What you have to do — Give every line again exactly as it appears, please, but not the pictures.

Dataset extract —

[start]

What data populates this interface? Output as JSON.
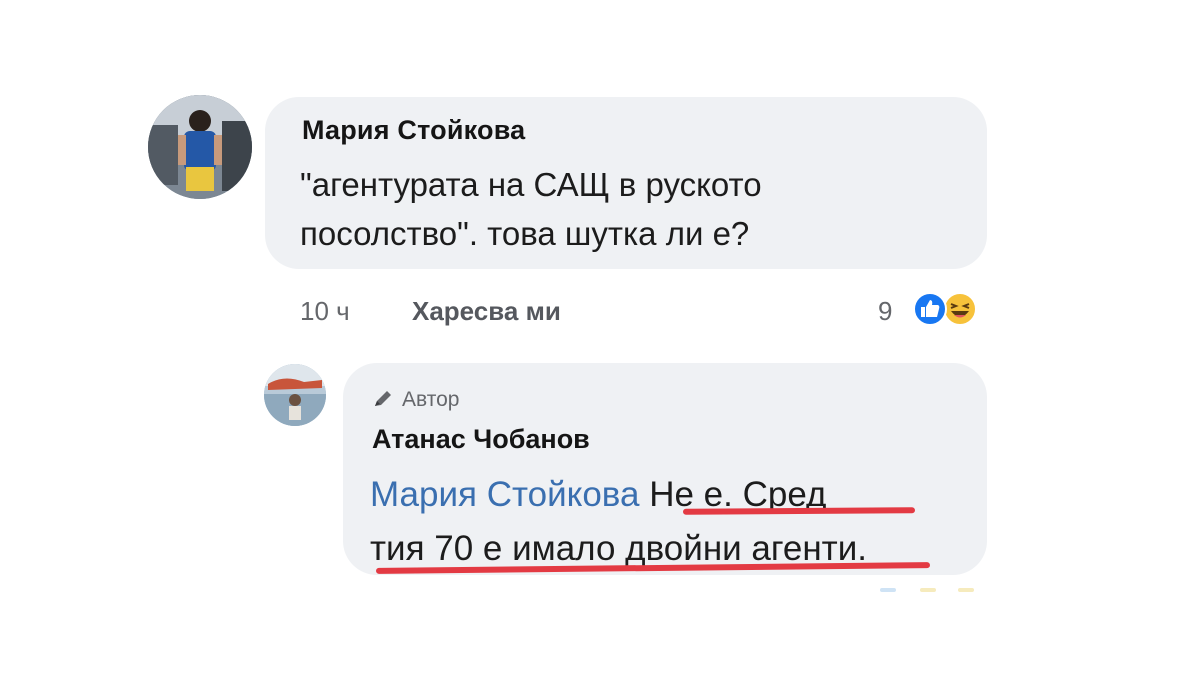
{
  "comment": {
    "author": "Мария Стойкова",
    "text_line1": "\"агентурата на САЩ в руското",
    "text_line2": "посолство\". това шутка ли е?",
    "avatar_icon": "user-photo",
    "time": "10 ч",
    "like_label": "Харесва ми",
    "reaction_count": "9",
    "reactions": [
      "like-icon",
      "haha-icon"
    ]
  },
  "reply": {
    "badge_label": "Автор",
    "badge_icon": "pencil-icon",
    "author": "Атанас Чобанов",
    "mention": "Мария Стойкова",
    "text_line1_rest": " Не е. Сред",
    "text_line2": "тия 70 е имало двойни агенти.",
    "avatar_icon": "user-photo"
  },
  "colors": {
    "bubble": "#eff1f4",
    "mention": "#3a6fb0",
    "underline": "#e33a43",
    "meta": "#65676b",
    "like_blue": "#1877f2",
    "haha_yellow": "#f7c23b"
  }
}
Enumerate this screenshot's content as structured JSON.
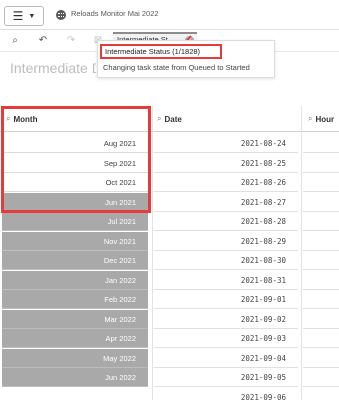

[end]

Solution to the exercise —
What data populates this interface? Output as JSON.
{
  "comment": {
    "author": "Мария Стойкова",
    "text_line1": "\"агентурата на САЩ в руското",
    "text_line2": "посолство\". това шутка ли е?",
    "avatar_icon": "user-photo",
    "time": "10 ч",
    "like_label": "Харесва ми",
    "reaction_count": "9",
    "reactions": [
      "like-icon",
      "haha-icon"
    ]
  },
  "reply": {
    "badge_label": "Автор",
    "badge_icon": "pencil-icon",
    "author": "Атанас Чобанов",
    "mention": "Мария Стойкова",
    "text_line1_rest": " Не е. Сред",
    "text_line2": "тия 70 е имало двойни агенти.",
    "avatar_icon": "user-photo"
  },
  "colors": {
    "bubble": "#eff1f4",
    "mention": "#3a6fb0",
    "underline": "#e33a43",
    "meta": "#65676b",
    "like_blue": "#1877f2",
    "haha_yellow": "#f7c23b"
  }
}
Enumerate this screenshot's content as structured JSON.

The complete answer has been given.